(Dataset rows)
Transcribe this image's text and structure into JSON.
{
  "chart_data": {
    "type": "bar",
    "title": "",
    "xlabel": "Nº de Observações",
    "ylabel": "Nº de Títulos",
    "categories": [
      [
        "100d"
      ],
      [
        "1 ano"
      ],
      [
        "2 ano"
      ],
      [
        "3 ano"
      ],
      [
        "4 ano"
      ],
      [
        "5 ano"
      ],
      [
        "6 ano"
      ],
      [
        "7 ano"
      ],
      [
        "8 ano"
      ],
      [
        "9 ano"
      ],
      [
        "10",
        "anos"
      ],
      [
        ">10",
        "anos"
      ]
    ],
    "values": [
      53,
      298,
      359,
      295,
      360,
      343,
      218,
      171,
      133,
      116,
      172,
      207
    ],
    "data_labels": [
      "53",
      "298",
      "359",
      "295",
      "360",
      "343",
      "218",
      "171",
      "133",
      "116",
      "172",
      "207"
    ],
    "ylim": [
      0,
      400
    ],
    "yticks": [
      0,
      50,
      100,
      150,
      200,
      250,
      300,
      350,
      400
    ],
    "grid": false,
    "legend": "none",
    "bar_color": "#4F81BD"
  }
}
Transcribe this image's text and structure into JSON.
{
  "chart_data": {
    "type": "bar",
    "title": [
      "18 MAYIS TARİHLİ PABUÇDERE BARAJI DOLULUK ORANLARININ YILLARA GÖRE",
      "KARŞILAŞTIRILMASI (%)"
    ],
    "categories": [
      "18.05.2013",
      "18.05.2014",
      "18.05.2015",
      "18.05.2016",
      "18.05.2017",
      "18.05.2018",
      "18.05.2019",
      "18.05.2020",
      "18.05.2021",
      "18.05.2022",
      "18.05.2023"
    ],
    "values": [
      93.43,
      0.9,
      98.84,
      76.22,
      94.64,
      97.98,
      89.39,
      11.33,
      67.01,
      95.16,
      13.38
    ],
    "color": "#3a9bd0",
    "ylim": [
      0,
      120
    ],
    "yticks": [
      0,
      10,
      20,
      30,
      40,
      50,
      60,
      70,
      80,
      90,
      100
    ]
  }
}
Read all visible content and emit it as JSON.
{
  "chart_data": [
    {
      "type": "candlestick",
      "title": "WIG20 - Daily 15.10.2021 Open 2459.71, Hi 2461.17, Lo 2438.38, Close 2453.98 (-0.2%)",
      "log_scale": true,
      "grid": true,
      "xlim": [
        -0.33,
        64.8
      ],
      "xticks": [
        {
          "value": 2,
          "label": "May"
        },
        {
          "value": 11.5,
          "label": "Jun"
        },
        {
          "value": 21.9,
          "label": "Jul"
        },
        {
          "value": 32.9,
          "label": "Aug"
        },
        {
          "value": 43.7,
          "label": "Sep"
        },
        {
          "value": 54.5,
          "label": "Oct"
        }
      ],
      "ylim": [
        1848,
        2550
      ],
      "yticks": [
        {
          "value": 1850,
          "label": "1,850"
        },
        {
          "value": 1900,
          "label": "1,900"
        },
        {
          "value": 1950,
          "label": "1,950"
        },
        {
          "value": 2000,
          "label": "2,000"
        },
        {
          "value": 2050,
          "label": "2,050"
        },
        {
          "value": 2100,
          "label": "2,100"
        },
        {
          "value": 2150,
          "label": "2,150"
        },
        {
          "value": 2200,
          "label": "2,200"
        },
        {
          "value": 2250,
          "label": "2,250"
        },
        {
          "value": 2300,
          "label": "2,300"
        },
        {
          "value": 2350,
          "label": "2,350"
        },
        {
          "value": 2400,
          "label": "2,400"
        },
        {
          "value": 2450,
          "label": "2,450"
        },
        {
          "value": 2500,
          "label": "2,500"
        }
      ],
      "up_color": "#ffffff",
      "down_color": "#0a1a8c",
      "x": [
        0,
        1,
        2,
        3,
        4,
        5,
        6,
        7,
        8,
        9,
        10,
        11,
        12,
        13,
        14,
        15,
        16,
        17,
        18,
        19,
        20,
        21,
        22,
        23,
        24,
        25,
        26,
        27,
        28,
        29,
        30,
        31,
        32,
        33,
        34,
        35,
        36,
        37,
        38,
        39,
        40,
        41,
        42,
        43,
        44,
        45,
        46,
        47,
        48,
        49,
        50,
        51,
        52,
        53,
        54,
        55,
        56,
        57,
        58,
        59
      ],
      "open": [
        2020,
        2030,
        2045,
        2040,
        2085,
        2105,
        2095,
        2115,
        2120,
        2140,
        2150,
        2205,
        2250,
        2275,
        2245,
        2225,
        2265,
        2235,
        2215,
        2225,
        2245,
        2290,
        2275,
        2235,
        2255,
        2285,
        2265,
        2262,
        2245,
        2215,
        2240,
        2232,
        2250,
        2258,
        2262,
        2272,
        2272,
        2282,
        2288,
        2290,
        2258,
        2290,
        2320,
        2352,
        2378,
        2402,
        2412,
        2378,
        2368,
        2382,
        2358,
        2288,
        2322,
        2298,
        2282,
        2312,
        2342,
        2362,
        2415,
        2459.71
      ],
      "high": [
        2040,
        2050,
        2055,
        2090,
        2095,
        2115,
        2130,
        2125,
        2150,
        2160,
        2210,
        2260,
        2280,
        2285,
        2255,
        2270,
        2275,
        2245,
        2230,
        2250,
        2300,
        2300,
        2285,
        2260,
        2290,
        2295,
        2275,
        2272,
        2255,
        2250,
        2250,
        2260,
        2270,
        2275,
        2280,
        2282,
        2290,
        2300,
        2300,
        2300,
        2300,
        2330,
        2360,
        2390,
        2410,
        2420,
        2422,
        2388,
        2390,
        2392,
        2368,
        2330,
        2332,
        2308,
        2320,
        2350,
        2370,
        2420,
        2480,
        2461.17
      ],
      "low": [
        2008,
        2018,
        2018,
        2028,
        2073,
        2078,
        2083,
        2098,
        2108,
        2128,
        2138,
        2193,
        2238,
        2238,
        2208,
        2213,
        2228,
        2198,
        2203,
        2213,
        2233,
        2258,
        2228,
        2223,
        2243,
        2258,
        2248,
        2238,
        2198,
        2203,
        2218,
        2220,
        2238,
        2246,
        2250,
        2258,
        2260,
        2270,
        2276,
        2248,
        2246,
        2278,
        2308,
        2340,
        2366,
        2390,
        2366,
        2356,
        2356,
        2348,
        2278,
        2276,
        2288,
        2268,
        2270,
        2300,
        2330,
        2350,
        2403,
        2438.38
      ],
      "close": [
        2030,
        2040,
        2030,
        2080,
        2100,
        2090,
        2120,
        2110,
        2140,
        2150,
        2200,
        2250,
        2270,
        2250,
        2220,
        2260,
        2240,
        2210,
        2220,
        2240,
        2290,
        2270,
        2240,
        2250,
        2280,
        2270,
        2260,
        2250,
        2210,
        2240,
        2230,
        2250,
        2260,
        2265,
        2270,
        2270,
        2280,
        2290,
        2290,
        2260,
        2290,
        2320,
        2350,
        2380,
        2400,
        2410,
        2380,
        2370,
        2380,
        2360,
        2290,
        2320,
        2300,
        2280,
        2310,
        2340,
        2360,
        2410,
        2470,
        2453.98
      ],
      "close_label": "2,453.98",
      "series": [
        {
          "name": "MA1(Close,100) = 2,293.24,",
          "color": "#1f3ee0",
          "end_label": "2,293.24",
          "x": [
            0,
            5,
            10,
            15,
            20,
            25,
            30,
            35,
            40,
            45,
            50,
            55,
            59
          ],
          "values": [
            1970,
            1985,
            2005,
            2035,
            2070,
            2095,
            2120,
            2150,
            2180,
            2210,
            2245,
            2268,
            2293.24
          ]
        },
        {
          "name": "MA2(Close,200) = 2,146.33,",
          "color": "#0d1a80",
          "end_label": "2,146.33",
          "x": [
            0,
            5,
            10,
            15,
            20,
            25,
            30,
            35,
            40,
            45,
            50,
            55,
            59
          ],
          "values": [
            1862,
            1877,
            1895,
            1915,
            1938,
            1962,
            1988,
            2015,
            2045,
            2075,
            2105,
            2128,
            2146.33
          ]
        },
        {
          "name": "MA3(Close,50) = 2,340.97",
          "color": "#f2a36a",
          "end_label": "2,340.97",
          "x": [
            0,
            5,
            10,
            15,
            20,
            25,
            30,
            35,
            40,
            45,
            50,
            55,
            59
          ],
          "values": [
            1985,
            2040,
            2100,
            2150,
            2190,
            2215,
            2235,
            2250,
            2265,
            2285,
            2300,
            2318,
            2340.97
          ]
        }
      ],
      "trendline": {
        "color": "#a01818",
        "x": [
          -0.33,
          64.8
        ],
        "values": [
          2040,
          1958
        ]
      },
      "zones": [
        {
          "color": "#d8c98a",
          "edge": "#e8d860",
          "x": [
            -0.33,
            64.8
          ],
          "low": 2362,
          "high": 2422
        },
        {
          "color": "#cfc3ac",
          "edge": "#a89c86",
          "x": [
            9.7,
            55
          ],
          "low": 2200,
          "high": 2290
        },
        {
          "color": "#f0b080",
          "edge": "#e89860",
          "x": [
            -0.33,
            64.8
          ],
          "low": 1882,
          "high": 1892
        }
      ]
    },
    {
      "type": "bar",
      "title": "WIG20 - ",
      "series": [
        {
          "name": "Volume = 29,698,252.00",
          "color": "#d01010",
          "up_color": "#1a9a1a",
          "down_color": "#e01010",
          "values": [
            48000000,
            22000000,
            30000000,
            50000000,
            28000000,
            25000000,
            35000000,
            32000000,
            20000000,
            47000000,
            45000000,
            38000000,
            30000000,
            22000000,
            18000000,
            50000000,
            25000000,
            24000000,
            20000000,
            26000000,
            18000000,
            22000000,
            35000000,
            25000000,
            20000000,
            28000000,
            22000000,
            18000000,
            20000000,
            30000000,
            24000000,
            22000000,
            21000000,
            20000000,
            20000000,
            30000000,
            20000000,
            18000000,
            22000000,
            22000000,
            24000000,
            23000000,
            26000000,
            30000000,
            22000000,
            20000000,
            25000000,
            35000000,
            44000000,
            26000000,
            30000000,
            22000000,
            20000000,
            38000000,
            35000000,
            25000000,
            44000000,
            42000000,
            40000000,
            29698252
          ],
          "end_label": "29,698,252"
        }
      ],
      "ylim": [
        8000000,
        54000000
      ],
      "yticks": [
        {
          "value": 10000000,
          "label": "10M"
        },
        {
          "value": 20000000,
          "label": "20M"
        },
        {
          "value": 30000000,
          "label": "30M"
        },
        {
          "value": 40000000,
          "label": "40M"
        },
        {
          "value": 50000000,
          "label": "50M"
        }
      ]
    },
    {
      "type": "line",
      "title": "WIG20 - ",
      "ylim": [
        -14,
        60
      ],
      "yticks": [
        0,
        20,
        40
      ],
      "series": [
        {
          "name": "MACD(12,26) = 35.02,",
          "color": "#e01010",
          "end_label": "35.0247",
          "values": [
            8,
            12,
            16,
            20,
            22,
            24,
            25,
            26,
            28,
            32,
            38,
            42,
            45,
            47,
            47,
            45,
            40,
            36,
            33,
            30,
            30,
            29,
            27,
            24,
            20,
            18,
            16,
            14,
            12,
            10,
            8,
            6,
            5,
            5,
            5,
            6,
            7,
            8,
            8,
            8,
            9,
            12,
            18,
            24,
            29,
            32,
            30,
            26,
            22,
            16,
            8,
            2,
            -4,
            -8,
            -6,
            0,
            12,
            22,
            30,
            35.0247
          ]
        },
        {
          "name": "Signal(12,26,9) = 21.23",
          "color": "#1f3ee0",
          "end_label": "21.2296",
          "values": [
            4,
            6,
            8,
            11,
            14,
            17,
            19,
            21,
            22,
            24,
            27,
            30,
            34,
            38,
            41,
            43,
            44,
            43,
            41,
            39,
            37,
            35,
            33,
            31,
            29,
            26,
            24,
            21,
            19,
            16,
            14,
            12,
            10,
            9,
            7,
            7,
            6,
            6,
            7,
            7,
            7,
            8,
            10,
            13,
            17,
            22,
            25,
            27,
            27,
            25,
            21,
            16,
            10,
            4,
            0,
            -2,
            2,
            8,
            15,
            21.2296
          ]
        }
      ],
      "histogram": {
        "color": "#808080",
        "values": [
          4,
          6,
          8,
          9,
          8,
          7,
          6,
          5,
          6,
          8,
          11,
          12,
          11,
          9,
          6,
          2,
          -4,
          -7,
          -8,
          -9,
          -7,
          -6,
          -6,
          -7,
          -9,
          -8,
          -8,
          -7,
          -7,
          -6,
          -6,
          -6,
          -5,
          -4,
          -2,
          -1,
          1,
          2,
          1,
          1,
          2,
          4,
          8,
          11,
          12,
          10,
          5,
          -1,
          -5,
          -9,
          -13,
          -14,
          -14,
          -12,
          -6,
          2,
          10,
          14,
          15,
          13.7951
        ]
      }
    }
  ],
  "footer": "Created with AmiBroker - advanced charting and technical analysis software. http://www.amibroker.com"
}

WHAT NEEDS TO BE DONE
Copy, from the material above, each line in which the string "name" occurs.

RESULT
          "name": "MA1(Close,100) = 2,293.24,",
          "name": "MA2(Close,200) = 2,146.33,",
          "name": "MA3(Close,50) = 2,340.97",
          "name": "Volume = 29,698,252.00",
          "name": "MACD(12,26) = 35.02,",
          "name": "Signal(12,26,9) = 21.23",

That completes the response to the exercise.